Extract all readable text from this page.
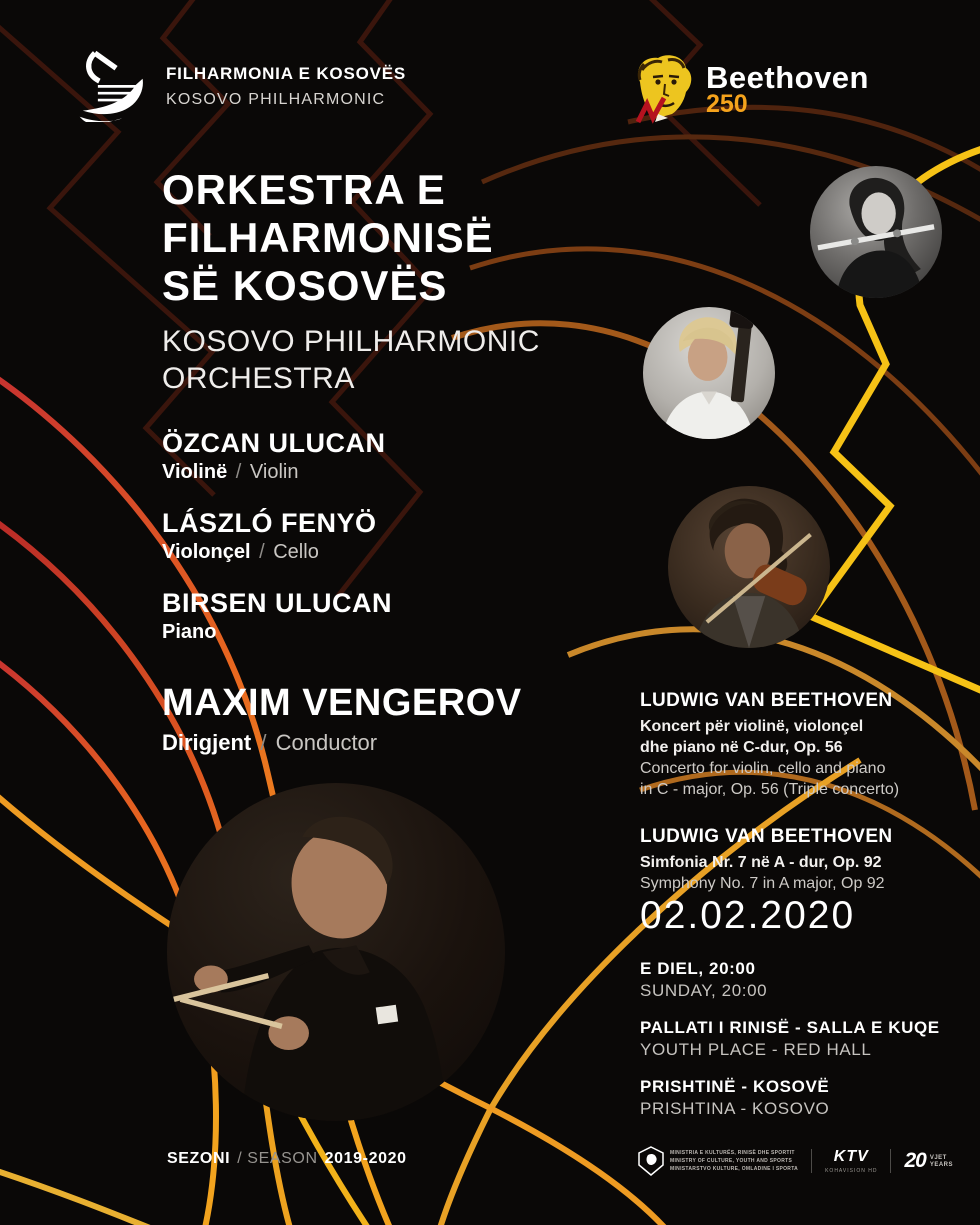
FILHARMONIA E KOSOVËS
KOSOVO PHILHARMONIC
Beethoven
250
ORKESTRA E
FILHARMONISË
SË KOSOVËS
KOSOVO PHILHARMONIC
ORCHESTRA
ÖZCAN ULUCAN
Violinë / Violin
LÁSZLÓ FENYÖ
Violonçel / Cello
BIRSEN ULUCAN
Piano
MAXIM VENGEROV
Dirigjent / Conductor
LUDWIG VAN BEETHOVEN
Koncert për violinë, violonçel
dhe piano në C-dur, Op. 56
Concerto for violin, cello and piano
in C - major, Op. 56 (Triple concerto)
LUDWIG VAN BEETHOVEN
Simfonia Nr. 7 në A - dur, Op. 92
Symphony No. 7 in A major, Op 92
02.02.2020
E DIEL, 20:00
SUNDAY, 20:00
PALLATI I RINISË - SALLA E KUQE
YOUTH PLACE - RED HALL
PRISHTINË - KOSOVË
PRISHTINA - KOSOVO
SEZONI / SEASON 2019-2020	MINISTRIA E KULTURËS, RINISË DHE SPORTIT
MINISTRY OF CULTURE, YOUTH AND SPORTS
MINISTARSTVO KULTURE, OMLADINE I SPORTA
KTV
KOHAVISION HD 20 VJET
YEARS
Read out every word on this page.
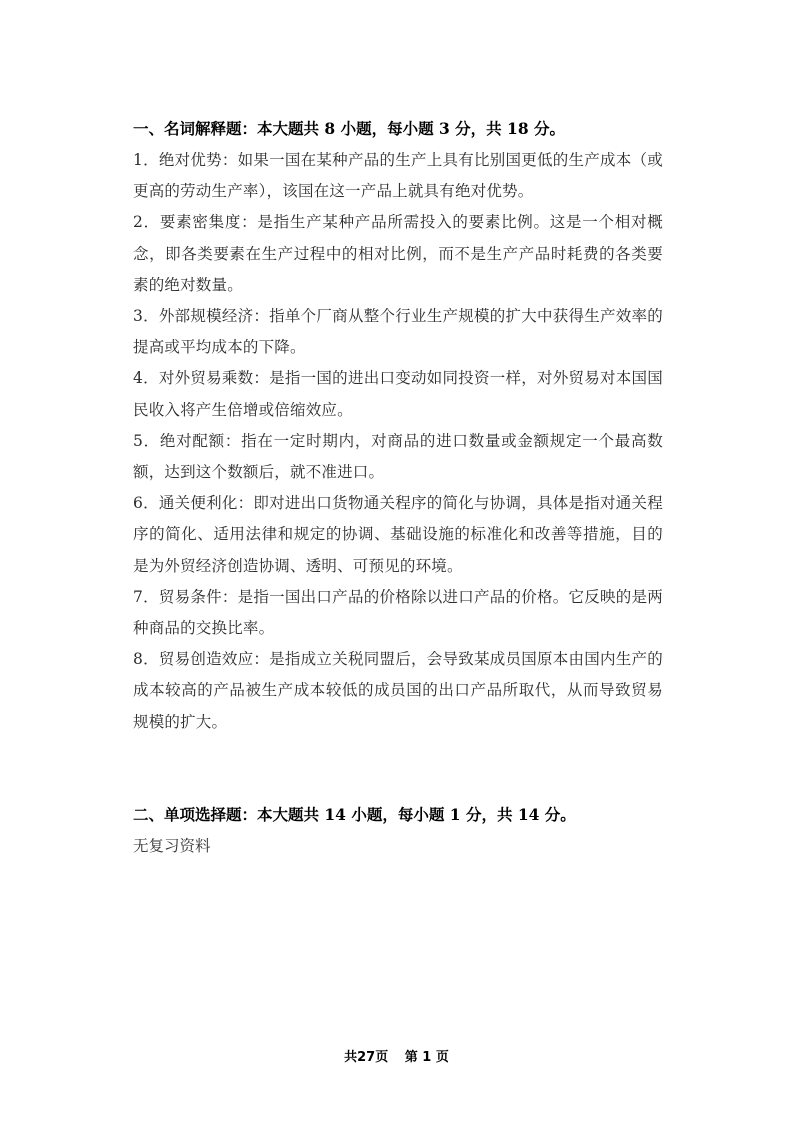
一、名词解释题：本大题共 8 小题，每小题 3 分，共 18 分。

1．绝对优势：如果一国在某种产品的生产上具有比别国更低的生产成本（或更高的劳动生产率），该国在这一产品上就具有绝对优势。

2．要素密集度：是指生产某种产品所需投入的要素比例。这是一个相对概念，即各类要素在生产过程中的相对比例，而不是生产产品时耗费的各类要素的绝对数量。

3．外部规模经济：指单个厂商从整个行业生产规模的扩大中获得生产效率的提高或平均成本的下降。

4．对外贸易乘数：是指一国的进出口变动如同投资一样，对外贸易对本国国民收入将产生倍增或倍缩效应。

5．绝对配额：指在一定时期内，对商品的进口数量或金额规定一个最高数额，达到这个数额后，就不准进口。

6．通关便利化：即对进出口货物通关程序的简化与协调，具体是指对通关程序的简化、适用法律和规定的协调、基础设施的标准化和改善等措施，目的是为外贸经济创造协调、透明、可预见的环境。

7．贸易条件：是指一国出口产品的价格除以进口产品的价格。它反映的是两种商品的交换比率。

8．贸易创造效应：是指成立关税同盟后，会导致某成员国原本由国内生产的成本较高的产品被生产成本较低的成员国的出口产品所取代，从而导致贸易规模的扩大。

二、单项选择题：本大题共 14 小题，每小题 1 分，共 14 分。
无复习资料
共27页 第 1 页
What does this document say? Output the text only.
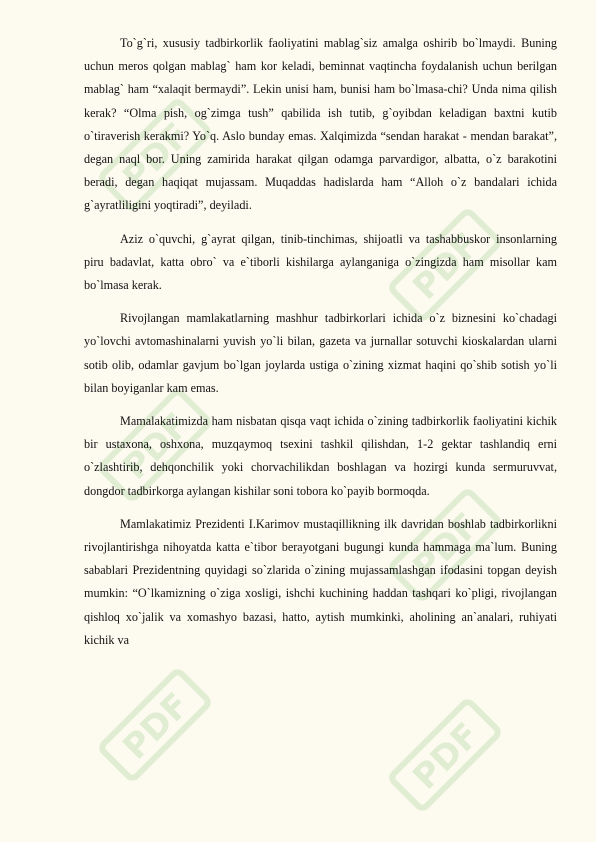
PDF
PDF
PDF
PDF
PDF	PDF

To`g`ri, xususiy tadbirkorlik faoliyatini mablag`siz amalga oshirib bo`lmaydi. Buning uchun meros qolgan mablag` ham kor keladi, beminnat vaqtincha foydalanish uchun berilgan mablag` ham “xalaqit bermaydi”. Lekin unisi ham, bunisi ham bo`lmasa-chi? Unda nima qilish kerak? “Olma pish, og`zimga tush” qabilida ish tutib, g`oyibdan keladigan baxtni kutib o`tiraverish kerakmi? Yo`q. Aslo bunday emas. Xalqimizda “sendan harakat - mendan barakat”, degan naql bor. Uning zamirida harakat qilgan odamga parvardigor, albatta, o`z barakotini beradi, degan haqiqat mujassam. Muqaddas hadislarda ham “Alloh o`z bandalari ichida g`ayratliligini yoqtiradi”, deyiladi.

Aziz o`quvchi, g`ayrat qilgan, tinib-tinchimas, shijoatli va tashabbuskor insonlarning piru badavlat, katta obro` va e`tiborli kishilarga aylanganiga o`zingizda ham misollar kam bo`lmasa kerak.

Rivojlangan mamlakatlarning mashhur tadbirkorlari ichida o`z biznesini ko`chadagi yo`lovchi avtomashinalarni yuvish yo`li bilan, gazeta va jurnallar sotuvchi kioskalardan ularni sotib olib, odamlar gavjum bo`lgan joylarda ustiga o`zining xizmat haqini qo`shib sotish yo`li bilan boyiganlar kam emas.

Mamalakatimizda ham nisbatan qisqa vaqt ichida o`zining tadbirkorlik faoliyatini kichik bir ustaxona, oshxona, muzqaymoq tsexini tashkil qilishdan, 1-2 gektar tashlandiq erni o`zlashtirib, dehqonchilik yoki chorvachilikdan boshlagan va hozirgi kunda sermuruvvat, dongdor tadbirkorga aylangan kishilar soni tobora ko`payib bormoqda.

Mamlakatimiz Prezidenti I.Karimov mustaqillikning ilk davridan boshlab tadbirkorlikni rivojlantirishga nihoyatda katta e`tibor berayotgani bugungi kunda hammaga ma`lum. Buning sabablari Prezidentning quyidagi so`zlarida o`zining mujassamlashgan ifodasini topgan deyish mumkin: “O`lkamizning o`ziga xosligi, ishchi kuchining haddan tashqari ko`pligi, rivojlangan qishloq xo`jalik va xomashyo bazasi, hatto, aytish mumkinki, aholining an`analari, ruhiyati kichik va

=======

_To be done_
Give every line of the material that includes the string "page".

_Final result_
Extract all readable text from this page.
Read out every word on this page.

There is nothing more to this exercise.